Required tasks ::
1. Say whether each statement agrees with the text on women in sport. Answer yes or no, and quote the deciding words.
(a) Chrissie Wellington is one of the outstanding sportswomen the text names.
(b) The text says women in some parts of the world are not allowed to ride a bicycle.
(c) According to the text, athletes submitted the suggestions to the shortlist.
2. Give the text on women in sport again from "Third, not including" to "women from sport.", and switch "journalists and editors" to "commentators and producers".

Selected excerpt ::
---*---

Second, being able to do sport, and enjoy its rewards, is a political right of both women and men, and downplaying or refusing the public acknowledgement of the achievements of women is rather like saying everyone should have a government but only men can vote for it. In some parts of the world, we might remember, women are not allowed to ride a bicycle or go swimming wearing anything less than a tent (quite how 7th century AD strictures on general modesty related to the gender of a bicycle rider is a mystery).

Third, not including women in the symbolic rewards of sport seems to suggest that just being outstanding ( for example people such as Chrissie Wellington, Keri-Anne Payne, Rebecca Adlington and Kath Grainger ) is not enough for women: they also have to be ‘personalities’, a point at which we might wonder, yet again, at the negative impact of the celebrity culture.

But it is also the point where we might connect the collective refusal of the journalists and editors who submitted suggestions to the shortlist to include women as viable sporting ‘personalities’ with more stringent regimes of the exclusion of women from sport.

---*---

Data lines ::

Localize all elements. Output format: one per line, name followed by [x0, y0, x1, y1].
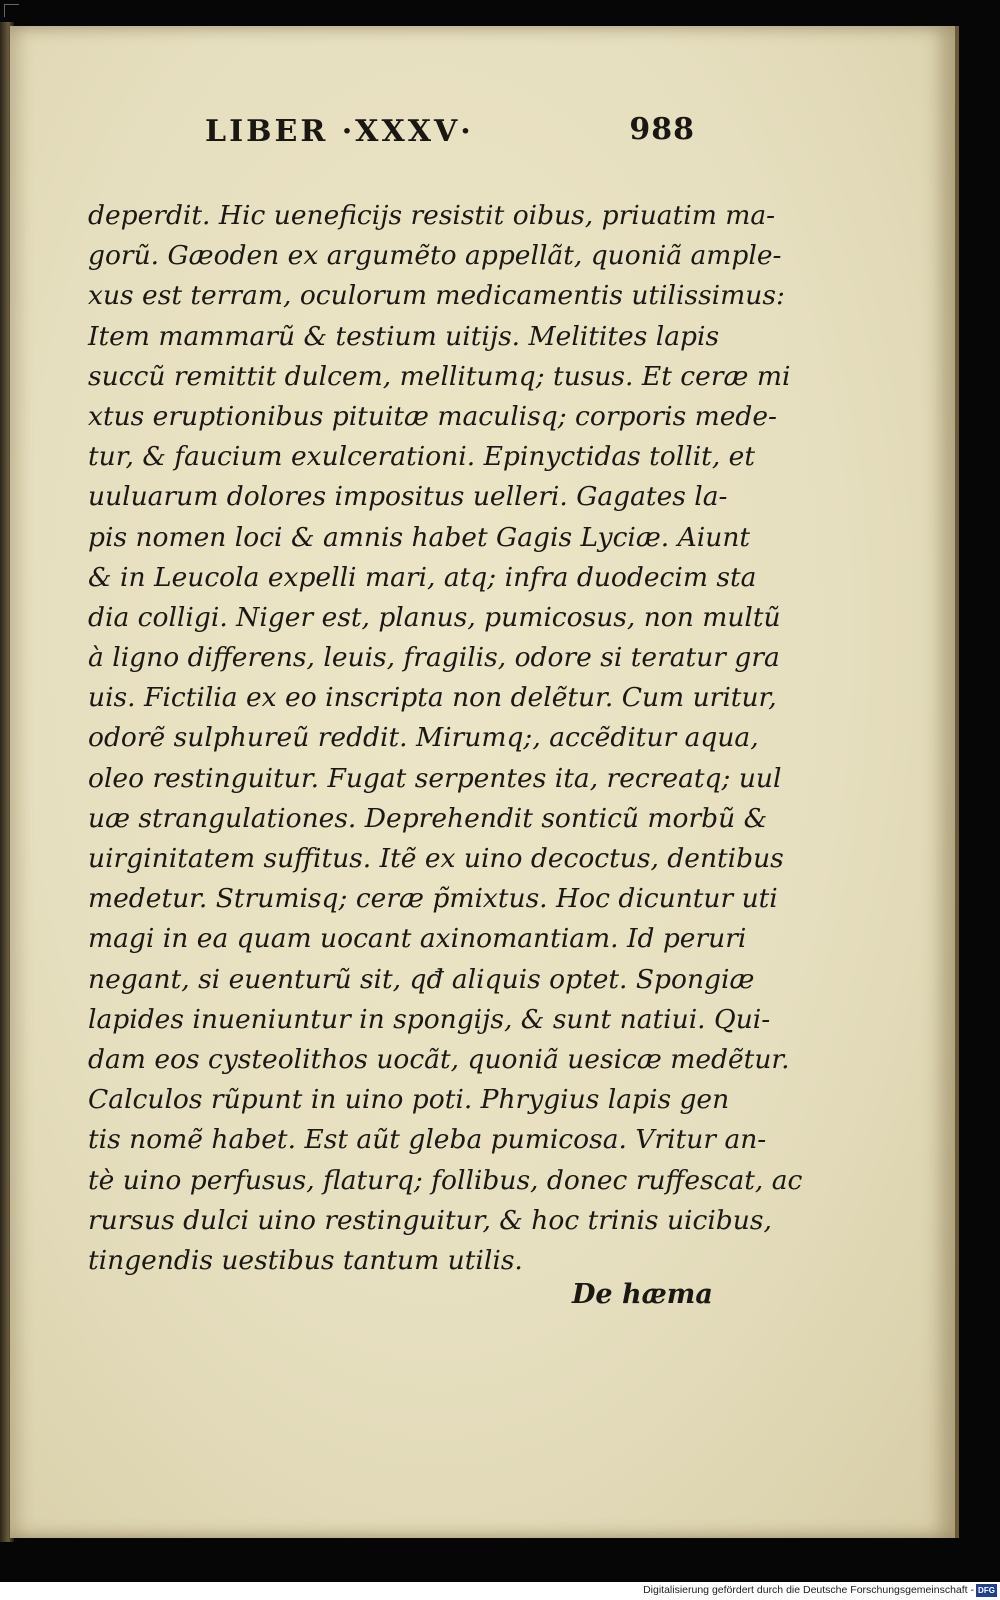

---*---

Solutions ::
1.
(a) Yes: "for example people such as Chrissie Wellington, Keri-Anne Payne, Rebecca Adlington and Kath Grainger"
(b) Yes: "women are not allowed to ride a bicycle"
(c) No: "the journalists and editors who submitted suggestions to the shortlist"

2.
Third, not including women in the symbolic rewards of sport seems to suggest that just being outstanding ( for example people such as Chrissie Wellington, Keri-Anne Payne, Rebecca Adlington and Kath Grainger ) is not enough for women: they also have to be ‘personalities’, a point at which we might wonder, yet again, at the negative impact of the celebrity culture.

But it is also the point where we might connect the collective refusal of the commentators and producers who submitted suggestions to the shortlist to include women as viable sporting ‘personalities’ with more stringent regimes of the exclusion of women from sport.